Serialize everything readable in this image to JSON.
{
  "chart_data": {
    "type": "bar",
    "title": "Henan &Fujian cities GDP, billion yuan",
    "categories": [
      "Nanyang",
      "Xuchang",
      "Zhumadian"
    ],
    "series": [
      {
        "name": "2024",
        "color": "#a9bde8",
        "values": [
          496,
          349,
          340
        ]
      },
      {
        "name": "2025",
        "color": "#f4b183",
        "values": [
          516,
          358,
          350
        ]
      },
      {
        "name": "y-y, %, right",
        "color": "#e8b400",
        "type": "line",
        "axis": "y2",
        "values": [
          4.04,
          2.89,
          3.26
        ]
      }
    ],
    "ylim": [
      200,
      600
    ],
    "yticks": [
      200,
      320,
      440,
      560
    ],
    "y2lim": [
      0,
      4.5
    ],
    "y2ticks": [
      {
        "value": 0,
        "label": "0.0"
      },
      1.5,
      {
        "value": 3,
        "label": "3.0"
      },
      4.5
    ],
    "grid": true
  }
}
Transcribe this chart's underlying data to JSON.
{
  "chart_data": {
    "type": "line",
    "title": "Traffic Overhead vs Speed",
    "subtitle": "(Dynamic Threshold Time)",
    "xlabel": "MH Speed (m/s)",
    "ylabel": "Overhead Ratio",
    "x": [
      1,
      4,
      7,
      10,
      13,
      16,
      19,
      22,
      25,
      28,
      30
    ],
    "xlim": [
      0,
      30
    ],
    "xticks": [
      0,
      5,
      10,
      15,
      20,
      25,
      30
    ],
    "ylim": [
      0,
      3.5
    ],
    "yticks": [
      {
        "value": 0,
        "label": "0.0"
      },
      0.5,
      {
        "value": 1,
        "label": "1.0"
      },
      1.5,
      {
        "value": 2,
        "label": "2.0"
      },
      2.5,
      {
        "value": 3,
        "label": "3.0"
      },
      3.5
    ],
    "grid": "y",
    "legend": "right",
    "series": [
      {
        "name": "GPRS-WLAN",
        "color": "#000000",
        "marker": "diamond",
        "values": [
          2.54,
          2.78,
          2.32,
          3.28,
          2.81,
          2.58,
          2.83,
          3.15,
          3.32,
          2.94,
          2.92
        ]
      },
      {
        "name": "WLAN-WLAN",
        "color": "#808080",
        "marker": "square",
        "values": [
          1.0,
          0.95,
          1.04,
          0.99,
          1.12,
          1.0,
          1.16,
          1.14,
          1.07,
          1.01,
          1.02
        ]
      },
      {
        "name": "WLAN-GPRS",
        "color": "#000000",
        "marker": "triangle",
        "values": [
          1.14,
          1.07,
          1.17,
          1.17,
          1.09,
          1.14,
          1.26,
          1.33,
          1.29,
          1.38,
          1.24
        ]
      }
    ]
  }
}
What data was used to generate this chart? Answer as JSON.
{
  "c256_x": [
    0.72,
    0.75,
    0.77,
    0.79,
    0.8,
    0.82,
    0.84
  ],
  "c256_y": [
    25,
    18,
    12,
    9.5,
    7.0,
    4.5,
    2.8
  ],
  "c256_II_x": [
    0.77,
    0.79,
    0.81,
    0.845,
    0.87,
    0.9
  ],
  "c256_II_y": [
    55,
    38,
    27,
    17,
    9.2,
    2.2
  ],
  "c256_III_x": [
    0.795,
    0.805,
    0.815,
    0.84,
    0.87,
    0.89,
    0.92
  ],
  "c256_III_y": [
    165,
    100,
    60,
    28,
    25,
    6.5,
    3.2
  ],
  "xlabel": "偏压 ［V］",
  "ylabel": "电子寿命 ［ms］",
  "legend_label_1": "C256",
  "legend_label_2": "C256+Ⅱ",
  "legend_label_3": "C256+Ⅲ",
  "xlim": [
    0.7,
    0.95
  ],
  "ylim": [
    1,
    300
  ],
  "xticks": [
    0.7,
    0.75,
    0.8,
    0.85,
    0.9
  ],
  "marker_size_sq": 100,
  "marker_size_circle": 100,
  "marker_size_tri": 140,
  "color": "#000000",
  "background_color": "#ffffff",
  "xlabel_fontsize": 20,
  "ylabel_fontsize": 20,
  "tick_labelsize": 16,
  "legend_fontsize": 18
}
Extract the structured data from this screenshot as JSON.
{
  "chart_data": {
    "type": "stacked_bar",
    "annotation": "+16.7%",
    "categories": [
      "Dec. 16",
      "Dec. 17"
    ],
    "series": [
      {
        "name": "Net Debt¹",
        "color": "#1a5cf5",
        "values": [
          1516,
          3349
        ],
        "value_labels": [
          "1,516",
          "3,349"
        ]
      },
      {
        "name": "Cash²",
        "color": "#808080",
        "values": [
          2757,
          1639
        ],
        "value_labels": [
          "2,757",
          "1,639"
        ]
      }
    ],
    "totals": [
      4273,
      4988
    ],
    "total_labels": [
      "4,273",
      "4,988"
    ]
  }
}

--*--

Aim
Copy all data exactly, start to finish.

Answer to the problem
Serialize everything readable in this image to JSON.
{
  "chart_data": {
    "type": "bar",
    "title": "Henan &Fujian cities GDP, billion yuan",
    "categories": [
      "Nanyang",
      "Xuchang",
      "Zhumadian"
    ],
    "series": [
      {
        "name": "2024",
        "color": "#a9bde8",
        "values": [
          496,
          349,
          340
        ]
      },
      {
        "name": "2025",
        "color": "#f4b183",
        "values": [
          516,
          358,
          350
        ]
      },
      {
        "name": "y-y, %, right",
        "color": "#e8b400",
        "type": "line",
        "axis": "y2",
        "values": [
          4.04,
          2.89,
          3.26
        ]
      }
    ],
    "ylim": [
      200,
      600
    ],
    "yticks": [
      200,
      320,
      440,
      560
    ],
    "y2lim": [
      0,
      4.5
    ],
    "y2ticks": [
      {
        "value": 0,
        "label": "0.0"
      },
      1.5,
      {
        "value": 3,
        "label": "3.0"
      },
      4.5
    ],
    "grid": true
  }
}
Transcribe this chart's underlying data to JSON.
{
  "chart_data": {
    "type": "line",
    "title": "Traffic Overhead vs Speed",
    "subtitle": "(Dynamic Threshold Time)",
    "xlabel": "MH Speed (m/s)",
    "ylabel": "Overhead Ratio",
    "x": [
      1,
      4,
      7,
      10,
      13,
      16,
      19,
      22,
      25,
      28,
      30
    ],
    "xlim": [
      0,
      30
    ],
    "xticks": [
      0,
      5,
      10,
      15,
      20,
      25,
      30
    ],
    "ylim": [
      0,
      3.5
    ],
    "yticks": [
      {
        "value": 0,
        "label": "0.0"
      },
      0.5,
      {
        "value": 1,
        "label": "1.0"
      },
      1.5,
      {
        "value": 2,
        "label": "2.0"
      },
      2.5,
      {
        "value": 3,
        "label": "3.0"
      },
      3.5
    ],
    "grid": "y",
    "legend": "right",
    "series": [
      {
        "name": "GPRS-WLAN",
        "color": "#000000",
        "marker": "diamond",
        "values": [
          2.54,
          2.78,
          2.32,
          3.28,
          2.81,
          2.58,
          2.83,
          3.15,
          3.32,
          2.94,
          2.92
        ]
      },
      {
        "name": "WLAN-WLAN",
        "color": "#808080",
        "marker": "square",
        "values": [
          1.0,
          0.95,
          1.04,
          0.99,
          1.12,
          1.0,
          1.16,
          1.14,
          1.07,
          1.01,
          1.02
        ]
      },
      {
        "name": "WLAN-GPRS",
        "color": "#000000",
        "marker": "triangle",
        "values": [
          1.14,
          1.07,
          1.17,
          1.17,
          1.09,
          1.14,
          1.26,
          1.33,
          1.29,
          1.38,
          1.24
        ]
      }
    ]
  }
}
What data was used to generate this chart? Answer as JSON.
{
  "c256_x": [
    0.72,
    0.75,
    0.77,
    0.79,
    0.8,
    0.82,
    0.84
  ],
  "c256_y": [
    25,
    18,
    12,
    9.5,
    7.0,
    4.5,
    2.8
  ],
  "c256_II_x": [
    0.77,
    0.79,
    0.81,
    0.845,
    0.87,
    0.9
  ],
  "c256_II_y": [
    55,
    38,
    27,
    17,
    9.2,
    2.2
  ],
  "c256_III_x": [
    0.795,
    0.805,
    0.815,
    0.84,
    0.87,
    0.89,
    0.92
  ],
  "c256_III_y": [
    165,
    100,
    60,
    28,
    25,
    6.5,
    3.2
  ],
  "xlabel": "偏压 ［V］",
  "ylabel": "电子寿命 ［ms］",
  "legend_label_1": "C256",
  "legend_label_2": "C256+Ⅱ",
  "legend_label_3": "C256+Ⅲ",
  "xlim": [
    0.7,
    0.95
  ],
  "ylim": [
    1,
    300
  ],
  "xticks": [
    0.7,
    0.75,
    0.8,
    0.85,
    0.9
  ],
  "marker_size_sq": 100,
  "marker_size_circle": 100,
  "marker_size_tri": 140,
  "color": "#000000",
  "background_color": "#ffffff",
  "xlabel_fontsize": 20,
  "ylabel_fontsize": 20,
  "tick_labelsize": 16,
  "legend_fontsize": 18
}
Extract the structured data from this screenshot as JSON.
{
  "chart_data": {
    "type": "stacked_bar",
    "annotation": "+16.7%",
    "categories": [
      "Dec. 16",
      "Dec. 17"
    ],
    "series": [
      {
        "name": "Net Debt¹",
        "color": "#1a5cf5",
        "values": [
          1516,
          3349
        ],
        "value_labels": [
          "1,516",
          "3,349"
        ]
      },
      {
        "name": "Cash²",
        "color": "#808080",
        "values": [
          2757,
          1639
        ],
        "value_labels": [
          "2,757",
          "1,639"
        ]
      }
    ],
    "totals": [
      4273,
      4988
    ],
    "total_labels": [
      "4,273",
      "4,988"
    ]
  }
}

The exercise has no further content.